(Task instructions): Work through the records below and tally every line containing "partitions". Reply with the total alone.

....

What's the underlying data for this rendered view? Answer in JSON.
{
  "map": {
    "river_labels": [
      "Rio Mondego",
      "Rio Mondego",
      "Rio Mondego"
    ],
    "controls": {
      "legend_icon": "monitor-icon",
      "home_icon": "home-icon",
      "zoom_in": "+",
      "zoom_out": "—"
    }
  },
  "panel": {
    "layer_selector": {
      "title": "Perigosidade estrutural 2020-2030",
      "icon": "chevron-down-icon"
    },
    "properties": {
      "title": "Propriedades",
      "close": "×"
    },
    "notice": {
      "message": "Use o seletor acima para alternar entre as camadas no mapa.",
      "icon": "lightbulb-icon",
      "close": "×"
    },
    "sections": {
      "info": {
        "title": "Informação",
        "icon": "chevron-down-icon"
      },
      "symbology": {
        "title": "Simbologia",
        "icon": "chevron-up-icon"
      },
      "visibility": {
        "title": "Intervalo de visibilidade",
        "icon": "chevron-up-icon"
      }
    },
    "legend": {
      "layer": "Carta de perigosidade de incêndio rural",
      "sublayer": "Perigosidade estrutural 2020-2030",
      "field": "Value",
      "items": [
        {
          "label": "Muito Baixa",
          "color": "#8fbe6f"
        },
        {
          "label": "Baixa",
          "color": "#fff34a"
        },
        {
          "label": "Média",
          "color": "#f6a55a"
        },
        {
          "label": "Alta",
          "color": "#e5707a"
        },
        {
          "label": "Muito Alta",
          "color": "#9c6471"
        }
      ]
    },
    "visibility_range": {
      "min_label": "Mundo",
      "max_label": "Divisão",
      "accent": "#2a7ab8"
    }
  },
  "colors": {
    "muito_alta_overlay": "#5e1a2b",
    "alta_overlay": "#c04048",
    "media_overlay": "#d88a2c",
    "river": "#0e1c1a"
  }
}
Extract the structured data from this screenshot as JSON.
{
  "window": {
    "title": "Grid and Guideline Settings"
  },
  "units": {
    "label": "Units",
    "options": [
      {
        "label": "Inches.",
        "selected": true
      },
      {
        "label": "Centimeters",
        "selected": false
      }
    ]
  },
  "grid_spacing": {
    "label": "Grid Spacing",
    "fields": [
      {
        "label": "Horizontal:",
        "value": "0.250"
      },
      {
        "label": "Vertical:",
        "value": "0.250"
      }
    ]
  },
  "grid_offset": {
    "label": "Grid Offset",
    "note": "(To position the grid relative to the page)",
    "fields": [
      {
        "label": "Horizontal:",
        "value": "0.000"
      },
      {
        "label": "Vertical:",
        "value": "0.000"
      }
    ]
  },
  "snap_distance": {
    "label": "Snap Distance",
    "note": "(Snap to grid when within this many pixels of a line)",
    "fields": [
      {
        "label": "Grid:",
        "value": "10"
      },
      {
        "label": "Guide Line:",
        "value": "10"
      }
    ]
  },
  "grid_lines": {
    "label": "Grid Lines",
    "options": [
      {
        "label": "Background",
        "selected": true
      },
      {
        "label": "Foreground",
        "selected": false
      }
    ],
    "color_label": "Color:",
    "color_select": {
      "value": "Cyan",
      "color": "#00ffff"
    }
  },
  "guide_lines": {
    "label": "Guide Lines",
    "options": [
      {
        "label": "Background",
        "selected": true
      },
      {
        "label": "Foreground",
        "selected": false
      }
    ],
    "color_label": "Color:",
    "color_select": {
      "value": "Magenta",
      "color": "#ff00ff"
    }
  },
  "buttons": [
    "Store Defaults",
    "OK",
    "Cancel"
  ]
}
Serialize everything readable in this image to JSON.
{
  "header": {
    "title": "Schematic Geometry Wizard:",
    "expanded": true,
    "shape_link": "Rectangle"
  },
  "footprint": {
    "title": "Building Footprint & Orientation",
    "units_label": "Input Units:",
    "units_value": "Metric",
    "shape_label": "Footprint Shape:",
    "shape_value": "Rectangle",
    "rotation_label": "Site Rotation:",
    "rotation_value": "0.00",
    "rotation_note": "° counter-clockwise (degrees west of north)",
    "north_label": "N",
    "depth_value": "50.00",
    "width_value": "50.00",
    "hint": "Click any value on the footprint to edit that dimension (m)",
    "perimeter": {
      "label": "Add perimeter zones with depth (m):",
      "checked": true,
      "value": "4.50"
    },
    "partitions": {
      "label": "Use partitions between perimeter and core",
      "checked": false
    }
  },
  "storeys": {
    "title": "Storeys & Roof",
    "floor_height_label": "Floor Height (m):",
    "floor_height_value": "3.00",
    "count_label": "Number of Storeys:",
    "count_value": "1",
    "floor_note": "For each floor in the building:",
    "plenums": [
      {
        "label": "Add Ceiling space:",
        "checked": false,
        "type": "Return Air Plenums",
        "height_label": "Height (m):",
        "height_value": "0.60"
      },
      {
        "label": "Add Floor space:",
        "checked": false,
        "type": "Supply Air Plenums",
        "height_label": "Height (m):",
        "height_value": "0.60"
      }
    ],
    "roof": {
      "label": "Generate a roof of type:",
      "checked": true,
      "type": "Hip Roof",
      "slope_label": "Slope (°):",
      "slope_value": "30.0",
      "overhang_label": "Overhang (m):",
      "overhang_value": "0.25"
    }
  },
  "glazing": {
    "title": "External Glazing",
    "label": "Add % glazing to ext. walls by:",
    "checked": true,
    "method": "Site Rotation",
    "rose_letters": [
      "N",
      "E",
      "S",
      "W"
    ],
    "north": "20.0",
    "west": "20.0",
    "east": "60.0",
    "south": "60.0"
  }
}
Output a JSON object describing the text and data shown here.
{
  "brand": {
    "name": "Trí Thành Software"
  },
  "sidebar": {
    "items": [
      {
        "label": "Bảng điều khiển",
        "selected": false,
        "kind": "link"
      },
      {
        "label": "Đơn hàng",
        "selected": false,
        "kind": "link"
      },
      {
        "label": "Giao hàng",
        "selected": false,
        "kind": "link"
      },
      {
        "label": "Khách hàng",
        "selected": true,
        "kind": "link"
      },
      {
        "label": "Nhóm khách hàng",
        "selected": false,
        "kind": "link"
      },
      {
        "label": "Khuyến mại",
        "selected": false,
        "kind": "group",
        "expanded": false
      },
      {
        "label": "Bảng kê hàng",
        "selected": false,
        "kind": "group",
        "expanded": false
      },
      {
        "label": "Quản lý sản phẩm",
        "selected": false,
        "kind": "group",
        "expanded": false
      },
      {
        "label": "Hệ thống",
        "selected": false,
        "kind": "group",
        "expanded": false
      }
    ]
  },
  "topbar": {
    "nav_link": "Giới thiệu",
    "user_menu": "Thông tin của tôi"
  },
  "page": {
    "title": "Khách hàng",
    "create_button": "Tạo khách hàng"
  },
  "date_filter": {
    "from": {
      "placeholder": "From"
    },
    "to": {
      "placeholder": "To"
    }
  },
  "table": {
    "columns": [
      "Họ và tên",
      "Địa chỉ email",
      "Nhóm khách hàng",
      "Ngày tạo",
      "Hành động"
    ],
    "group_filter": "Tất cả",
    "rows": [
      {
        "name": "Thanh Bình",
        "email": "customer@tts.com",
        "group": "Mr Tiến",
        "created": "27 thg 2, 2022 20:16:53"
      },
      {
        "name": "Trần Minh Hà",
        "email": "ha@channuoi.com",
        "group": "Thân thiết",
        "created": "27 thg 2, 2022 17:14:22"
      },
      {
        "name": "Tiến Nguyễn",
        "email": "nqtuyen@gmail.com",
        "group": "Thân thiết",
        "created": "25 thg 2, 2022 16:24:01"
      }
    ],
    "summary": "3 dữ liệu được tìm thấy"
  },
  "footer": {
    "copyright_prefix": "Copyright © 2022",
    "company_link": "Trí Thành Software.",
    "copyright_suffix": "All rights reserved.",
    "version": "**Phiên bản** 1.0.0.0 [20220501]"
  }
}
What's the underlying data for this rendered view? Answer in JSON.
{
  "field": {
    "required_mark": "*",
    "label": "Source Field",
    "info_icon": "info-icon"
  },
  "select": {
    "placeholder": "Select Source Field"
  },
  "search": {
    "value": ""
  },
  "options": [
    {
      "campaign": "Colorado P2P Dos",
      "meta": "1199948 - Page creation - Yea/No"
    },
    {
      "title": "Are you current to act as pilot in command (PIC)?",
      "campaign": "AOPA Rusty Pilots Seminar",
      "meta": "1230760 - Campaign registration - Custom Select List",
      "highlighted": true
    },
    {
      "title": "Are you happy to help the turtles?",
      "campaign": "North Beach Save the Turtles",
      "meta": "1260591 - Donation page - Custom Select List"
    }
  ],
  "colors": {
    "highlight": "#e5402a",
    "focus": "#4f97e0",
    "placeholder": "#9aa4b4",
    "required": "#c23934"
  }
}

....

(Reply to the task): 2